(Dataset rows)

=====

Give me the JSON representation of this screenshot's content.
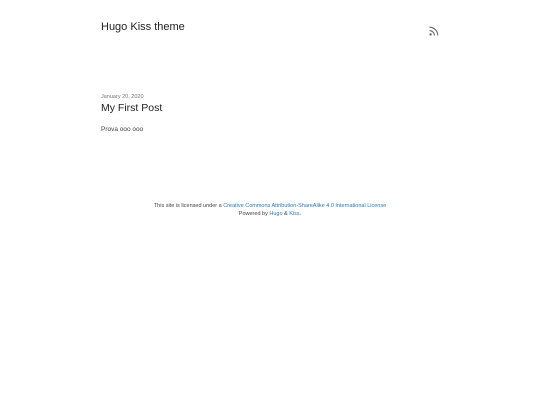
{
  "header": {
    "site_title": "Hugo Kiss theme",
    "rss_icon": "rss-icon"
  },
  "post": {
    "date": "January 20, 2020",
    "title": "My First Post",
    "summary": "Prova ooo ooo"
  },
  "footer": {
    "license_prefix": "This site is licensed under a ",
    "license_link": "Creative Commons Attribution-ShareAlike 4.0 International License",
    "powered_prefix": "Powered by ",
    "hugo_link": "Hugo",
    "amp": " & ",
    "kiss_link": "Kiss",
    "period": "."
  },
  "colors": {
    "link": "#2a7ab8",
    "text": "#333333",
    "muted": "#777777"
  }
}
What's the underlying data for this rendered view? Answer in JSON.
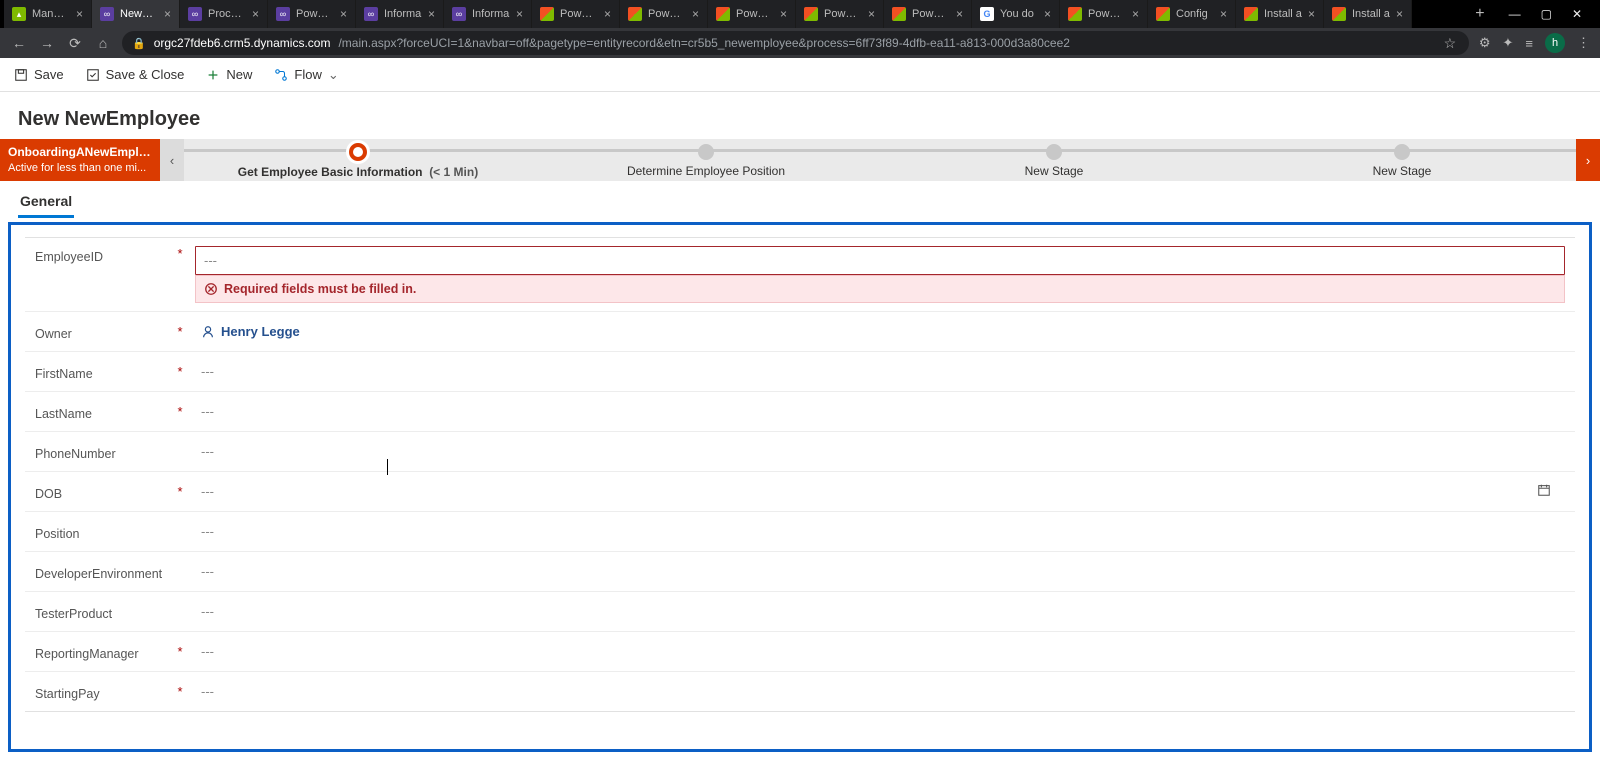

=====

Problem details: Every line of the data above should be quoted exactly. Omit the pictures.

Right answer:
Give me the JSON representation of this screenshot's content.
{
  "header": {
    "site_title": "Hugo Kiss theme",
    "rss_icon": "rss-icon"
  },
  "post": {
    "date": "January 20, 2020",
    "title": "My First Post",
    "summary": "Prova ooo ooo"
  },
  "footer": {
    "license_prefix": "This site is licensed under a ",
    "license_link": "Creative Commons Attribution-ShareAlike 4.0 International License",
    "powered_prefix": "Powered by ",
    "hugo_link": "Hugo",
    "amp": " & ",
    "kiss_link": "Kiss",
    "period": "."
  },
  "colors": {
    "link": "#2a7ab8",
    "text": "#333333",
    "muted": "#777777"
  }
}
What's the underlying data for this rendered view? Answer in JSON.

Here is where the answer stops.